- _Work to do_: Review the material line by line. Identify and copy every line that contains the string "this".

-- Begin Given entries --

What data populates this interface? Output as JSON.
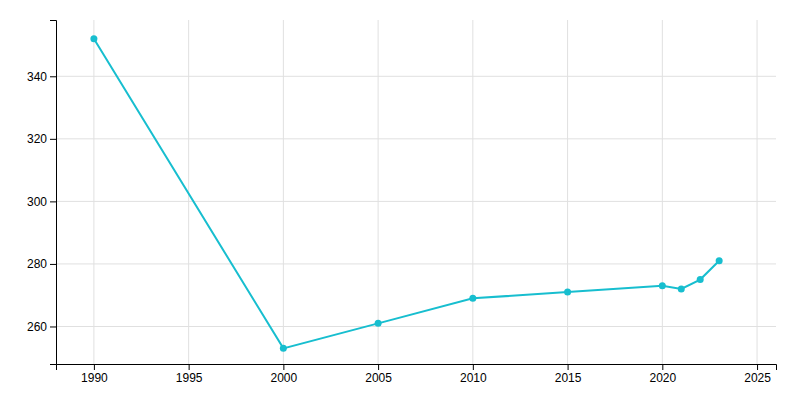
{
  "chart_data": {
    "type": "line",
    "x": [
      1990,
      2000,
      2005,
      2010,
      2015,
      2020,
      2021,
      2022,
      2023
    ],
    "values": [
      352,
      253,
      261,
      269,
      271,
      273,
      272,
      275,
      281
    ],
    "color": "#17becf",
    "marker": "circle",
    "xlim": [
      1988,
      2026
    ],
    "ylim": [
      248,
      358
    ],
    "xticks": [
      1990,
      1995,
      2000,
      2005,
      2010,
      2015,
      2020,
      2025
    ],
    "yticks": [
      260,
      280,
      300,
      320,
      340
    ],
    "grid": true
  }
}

-- End Given entries --
-- Begin Given entries --

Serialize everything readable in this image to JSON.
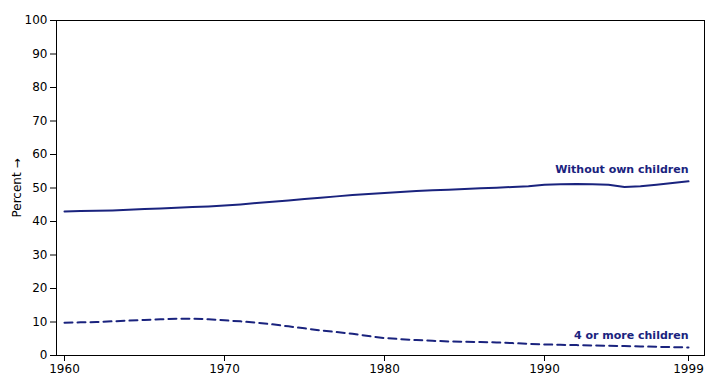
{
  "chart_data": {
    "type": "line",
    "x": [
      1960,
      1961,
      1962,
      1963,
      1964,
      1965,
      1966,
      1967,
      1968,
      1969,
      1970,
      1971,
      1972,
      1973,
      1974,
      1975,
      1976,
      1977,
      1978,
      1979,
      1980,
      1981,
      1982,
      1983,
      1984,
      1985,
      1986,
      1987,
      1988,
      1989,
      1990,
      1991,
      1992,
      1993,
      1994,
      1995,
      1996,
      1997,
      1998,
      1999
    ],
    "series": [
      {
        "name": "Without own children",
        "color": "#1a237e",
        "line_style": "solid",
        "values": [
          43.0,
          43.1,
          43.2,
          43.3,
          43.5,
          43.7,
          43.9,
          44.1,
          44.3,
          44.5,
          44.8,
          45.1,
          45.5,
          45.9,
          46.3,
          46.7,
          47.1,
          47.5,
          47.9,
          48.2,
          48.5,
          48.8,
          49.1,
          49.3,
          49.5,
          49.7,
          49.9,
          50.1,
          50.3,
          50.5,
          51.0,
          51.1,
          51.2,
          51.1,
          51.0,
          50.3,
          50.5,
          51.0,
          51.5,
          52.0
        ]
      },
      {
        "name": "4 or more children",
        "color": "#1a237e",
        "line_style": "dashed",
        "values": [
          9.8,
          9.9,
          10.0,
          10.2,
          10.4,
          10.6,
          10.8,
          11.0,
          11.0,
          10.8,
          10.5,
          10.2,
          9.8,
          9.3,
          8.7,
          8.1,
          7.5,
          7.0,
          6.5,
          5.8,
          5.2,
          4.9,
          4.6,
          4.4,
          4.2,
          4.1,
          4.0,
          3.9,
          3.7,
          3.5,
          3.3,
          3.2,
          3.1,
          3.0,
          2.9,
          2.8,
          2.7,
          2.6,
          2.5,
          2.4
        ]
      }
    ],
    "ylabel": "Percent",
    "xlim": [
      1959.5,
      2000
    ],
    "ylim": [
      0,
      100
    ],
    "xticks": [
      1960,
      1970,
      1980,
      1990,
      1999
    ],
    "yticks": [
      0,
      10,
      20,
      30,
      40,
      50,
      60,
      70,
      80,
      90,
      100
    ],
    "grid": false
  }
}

-- End Given entries --

- _Reply_:
What data populates this interface? Output as JSON.
Serialize everything readable in this image to JSON.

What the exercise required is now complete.